◆ EXERCISE DIRECTIONS
Please copy the material below word for word, leaving the pictures out of your answer.

[Image-based layout entries]
--------------------

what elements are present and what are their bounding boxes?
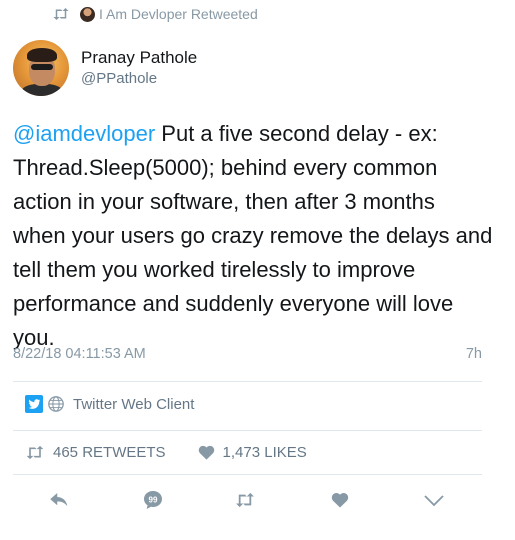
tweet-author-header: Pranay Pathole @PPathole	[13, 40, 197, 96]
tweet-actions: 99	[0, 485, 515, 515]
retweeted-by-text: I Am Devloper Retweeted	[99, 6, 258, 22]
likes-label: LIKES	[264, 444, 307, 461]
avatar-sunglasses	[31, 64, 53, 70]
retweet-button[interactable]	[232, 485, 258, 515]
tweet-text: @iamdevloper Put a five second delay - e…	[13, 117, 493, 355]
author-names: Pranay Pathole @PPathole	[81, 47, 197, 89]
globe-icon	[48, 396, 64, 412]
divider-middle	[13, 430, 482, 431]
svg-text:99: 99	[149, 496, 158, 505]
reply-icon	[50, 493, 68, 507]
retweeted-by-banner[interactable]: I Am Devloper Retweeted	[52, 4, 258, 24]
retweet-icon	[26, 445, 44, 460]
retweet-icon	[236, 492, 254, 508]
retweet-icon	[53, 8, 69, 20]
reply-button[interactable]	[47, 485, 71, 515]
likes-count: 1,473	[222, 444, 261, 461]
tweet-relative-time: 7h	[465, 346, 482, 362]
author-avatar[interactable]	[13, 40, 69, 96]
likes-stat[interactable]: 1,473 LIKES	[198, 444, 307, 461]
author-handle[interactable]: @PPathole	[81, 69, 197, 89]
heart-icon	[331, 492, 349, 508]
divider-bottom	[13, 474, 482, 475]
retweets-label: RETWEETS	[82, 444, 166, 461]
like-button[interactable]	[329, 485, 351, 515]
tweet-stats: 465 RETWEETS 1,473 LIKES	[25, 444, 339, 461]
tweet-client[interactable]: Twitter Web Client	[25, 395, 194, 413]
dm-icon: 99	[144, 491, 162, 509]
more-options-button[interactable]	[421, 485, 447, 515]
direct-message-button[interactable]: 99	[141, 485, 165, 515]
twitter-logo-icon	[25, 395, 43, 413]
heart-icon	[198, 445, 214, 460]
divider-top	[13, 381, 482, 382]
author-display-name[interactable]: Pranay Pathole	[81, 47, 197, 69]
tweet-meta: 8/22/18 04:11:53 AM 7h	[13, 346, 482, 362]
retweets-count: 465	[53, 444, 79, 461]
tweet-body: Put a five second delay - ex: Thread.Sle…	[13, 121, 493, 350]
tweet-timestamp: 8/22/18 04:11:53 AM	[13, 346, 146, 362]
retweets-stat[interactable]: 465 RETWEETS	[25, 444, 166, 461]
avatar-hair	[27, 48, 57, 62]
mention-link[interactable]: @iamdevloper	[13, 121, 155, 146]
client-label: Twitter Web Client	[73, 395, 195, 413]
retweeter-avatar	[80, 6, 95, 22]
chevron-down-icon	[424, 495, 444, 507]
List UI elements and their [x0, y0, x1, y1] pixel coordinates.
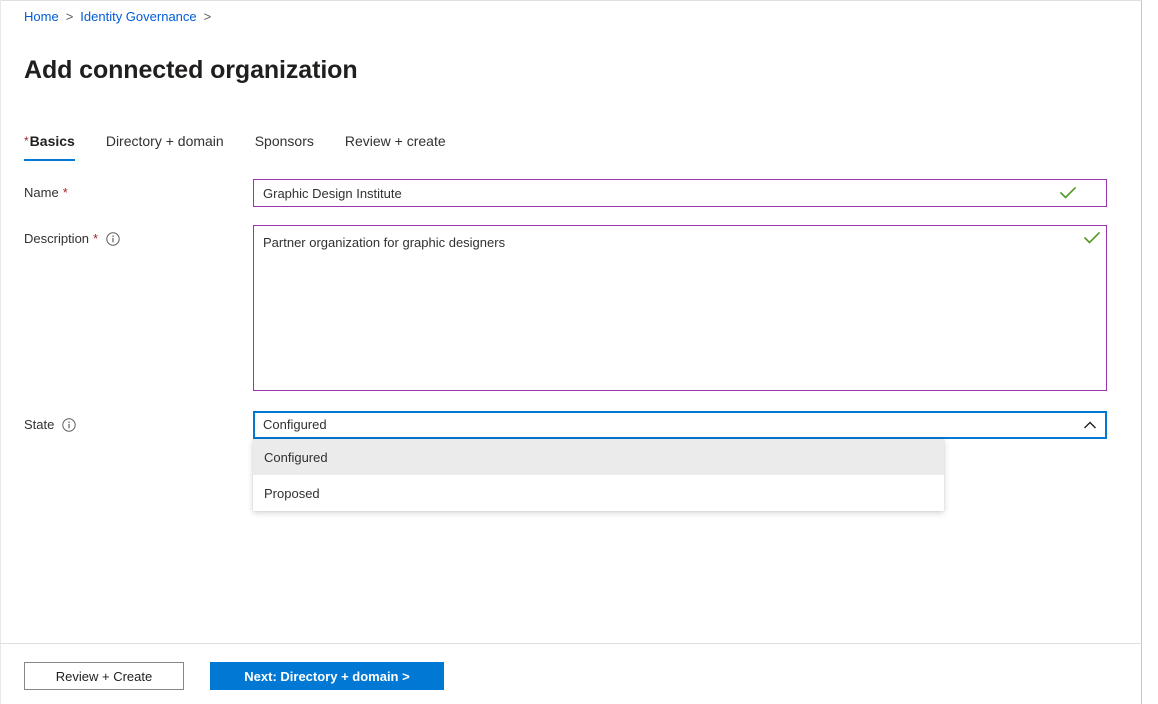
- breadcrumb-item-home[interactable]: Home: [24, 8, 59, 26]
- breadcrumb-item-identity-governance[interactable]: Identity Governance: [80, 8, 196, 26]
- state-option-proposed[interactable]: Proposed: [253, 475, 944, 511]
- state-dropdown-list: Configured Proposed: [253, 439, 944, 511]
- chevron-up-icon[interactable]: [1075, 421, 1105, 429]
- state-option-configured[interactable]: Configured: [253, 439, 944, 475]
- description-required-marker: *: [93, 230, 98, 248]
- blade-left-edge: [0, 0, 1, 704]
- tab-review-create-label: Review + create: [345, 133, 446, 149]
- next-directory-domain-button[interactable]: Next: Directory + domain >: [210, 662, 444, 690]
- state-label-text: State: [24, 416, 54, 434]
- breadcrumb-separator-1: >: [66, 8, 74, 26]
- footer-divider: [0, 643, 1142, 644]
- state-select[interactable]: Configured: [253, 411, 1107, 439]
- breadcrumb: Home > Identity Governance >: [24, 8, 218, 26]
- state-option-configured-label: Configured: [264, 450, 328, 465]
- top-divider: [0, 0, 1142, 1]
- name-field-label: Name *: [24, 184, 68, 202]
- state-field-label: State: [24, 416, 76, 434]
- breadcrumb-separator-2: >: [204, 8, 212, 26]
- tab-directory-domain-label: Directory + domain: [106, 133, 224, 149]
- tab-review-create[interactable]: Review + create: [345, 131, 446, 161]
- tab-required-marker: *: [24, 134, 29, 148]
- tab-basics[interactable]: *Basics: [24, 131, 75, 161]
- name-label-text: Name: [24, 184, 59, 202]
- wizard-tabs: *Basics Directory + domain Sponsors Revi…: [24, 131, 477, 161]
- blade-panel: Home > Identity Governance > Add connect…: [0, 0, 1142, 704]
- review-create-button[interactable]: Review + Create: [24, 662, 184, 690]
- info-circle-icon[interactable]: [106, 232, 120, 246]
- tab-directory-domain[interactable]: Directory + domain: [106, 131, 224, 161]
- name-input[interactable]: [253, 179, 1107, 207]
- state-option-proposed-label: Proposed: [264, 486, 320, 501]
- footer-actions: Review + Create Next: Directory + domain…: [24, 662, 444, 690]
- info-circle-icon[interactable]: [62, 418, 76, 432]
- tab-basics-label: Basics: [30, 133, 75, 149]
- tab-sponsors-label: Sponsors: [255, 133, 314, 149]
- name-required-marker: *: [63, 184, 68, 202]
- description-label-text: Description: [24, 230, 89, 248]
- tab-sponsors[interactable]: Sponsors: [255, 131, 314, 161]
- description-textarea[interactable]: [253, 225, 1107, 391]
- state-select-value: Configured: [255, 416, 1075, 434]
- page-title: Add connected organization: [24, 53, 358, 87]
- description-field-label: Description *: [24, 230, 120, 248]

--------------------

◆ OUTPUT FOR THIS TASK
what elements are present and what are their bounding boxes?
tweet-author-header: Pranay Pathole @PPathole	[13, 40, 197, 96]
tweet-actions: 99	[0, 485, 515, 515]
retweeted-by-text: I Am Devloper Retweeted	[99, 6, 258, 22]
likes-label: LIKES	[264, 444, 307, 461]
avatar-sunglasses	[31, 64, 53, 70]
retweet-button[interactable]	[232, 485, 258, 515]
tweet-text: @iamdevloper Put a five second delay - e…	[13, 117, 493, 355]
author-names: Pranay Pathole @PPathole	[81, 47, 197, 89]
globe-icon	[48, 396, 64, 412]
divider-middle	[13, 430, 482, 431]
svg-text:99: 99	[149, 496, 158, 505]
reply-icon	[50, 493, 68, 507]
retweeted-by-banner[interactable]: I Am Devloper Retweeted	[52, 4, 258, 24]
retweet-icon	[26, 445, 44, 460]
retweet-icon	[236, 492, 254, 508]
retweet-icon	[53, 8, 69, 20]
reply-button[interactable]	[47, 485, 71, 515]
likes-count: 1,473	[222, 444, 261, 461]
tweet-relative-time: 7h	[465, 346, 482, 362]
author-avatar[interactable]	[13, 40, 69, 96]
likes-stat[interactable]: 1,473 LIKES	[198, 444, 307, 461]
author-handle[interactable]: @PPathole	[81, 69, 197, 89]
heart-icon	[331, 492, 349, 508]
divider-bottom	[13, 474, 482, 475]
retweets-label: RETWEETS	[82, 444, 166, 461]
like-button[interactable]	[329, 485, 351, 515]
tweet-stats: 465 RETWEETS 1,473 LIKES	[25, 444, 339, 461]
tweet-client[interactable]: Twitter Web Client	[25, 395, 194, 413]
dm-icon: 99	[144, 491, 162, 509]
more-options-button[interactable]	[421, 485, 447, 515]
direct-message-button[interactable]: 99	[141, 485, 165, 515]
twitter-logo-icon	[25, 395, 43, 413]
heart-icon	[198, 445, 214, 460]
divider-top	[13, 381, 482, 382]
author-display-name[interactable]: Pranay Pathole	[81, 47, 197, 69]
tweet-meta: 8/22/18 04:11:53 AM 7h	[13, 346, 482, 362]
retweets-count: 465	[53, 444, 79, 461]
tweet-body: Put a five second delay - ex: Thread.Sle…	[13, 121, 493, 350]
tweet-timestamp: 8/22/18 04:11:53 AM	[13, 346, 146, 362]
retweets-stat[interactable]: 465 RETWEETS	[25, 444, 166, 461]
avatar-hair	[27, 48, 57, 62]
mention-link[interactable]: @iamdevloper	[13, 121, 155, 146]
client-label: Twitter Web Client	[73, 395, 195, 413]
retweeter-avatar	[80, 6, 95, 22]
chevron-down-icon	[424, 495, 444, 507]
List UI elements and their [x0, y0, x1, y1] pixel coordinates.
- breadcrumb-item-home[interactable]: Home: [24, 8, 59, 26]
- breadcrumb-item-identity-governance[interactable]: Identity Governance: [80, 8, 196, 26]
- state-option-proposed[interactable]: Proposed: [253, 475, 944, 511]
- state-dropdown-list: Configured Proposed: [253, 439, 944, 511]
- chevron-up-icon[interactable]: [1075, 421, 1105, 429]
- state-option-configured[interactable]: Configured: [253, 439, 944, 475]
- description-required-marker: *: [93, 230, 98, 248]
- blade-left-edge: [0, 0, 1, 704]
- tab-review-create-label: Review + create: [345, 133, 446, 149]
- next-directory-domain-button[interactable]: Next: Directory + domain >: [210, 662, 444, 690]
- state-label-text: State: [24, 416, 54, 434]
- breadcrumb-separator-1: >: [66, 8, 74, 26]
- footer-divider: [0, 643, 1142, 644]
- state-select[interactable]: Configured: [253, 411, 1107, 439]
- breadcrumb: Home > Identity Governance >: [24, 8, 218, 26]
- state-option-configured-label: Configured: [264, 450, 328, 465]
- top-divider: [0, 0, 1142, 1]
- name-field-label: Name *: [24, 184, 68, 202]
- state-field-label: State: [24, 416, 76, 434]
- breadcrumb-separator-2: >: [204, 8, 212, 26]
- tab-directory-domain-label: Directory + domain: [106, 133, 224, 149]
- tab-review-create[interactable]: Review + create: [345, 131, 446, 161]
- tab-required-marker: *: [24, 134, 29, 148]
- tab-basics[interactable]: *Basics: [24, 131, 75, 161]
- name-label-text: Name: [24, 184, 59, 202]
- wizard-tabs: *Basics Directory + domain Sponsors Revi…: [24, 131, 477, 161]
- blade-panel: Home > Identity Governance > Add connect…: [0, 0, 1142, 704]
- review-create-button[interactable]: Review + Create: [24, 662, 184, 690]
- info-circle-icon[interactable]: [106, 232, 120, 246]
- tab-directory-domain[interactable]: Directory + domain: [106, 131, 224, 161]
- name-input[interactable]: [253, 179, 1107, 207]
- state-option-proposed-label: Proposed: [264, 486, 320, 501]
- footer-actions: Review + Create Next: Directory + domain…: [24, 662, 444, 690]
- info-circle-icon[interactable]: [62, 418, 76, 432]
- tab-basics-label: Basics: [30, 133, 75, 149]
- tab-sponsors-label: Sponsors: [255, 133, 314, 149]
- name-required-marker: *: [63, 184, 68, 202]
- description-label-text: Description: [24, 230, 89, 248]
- tab-sponsors[interactable]: Sponsors: [255, 131, 314, 161]
- description-textarea[interactable]: [253, 225, 1107, 391]
- state-select-value: Configured: [255, 416, 1075, 434]
- page-title: Add connected organization: [24, 53, 358, 87]
- description-field-label: Description *: [24, 230, 120, 248]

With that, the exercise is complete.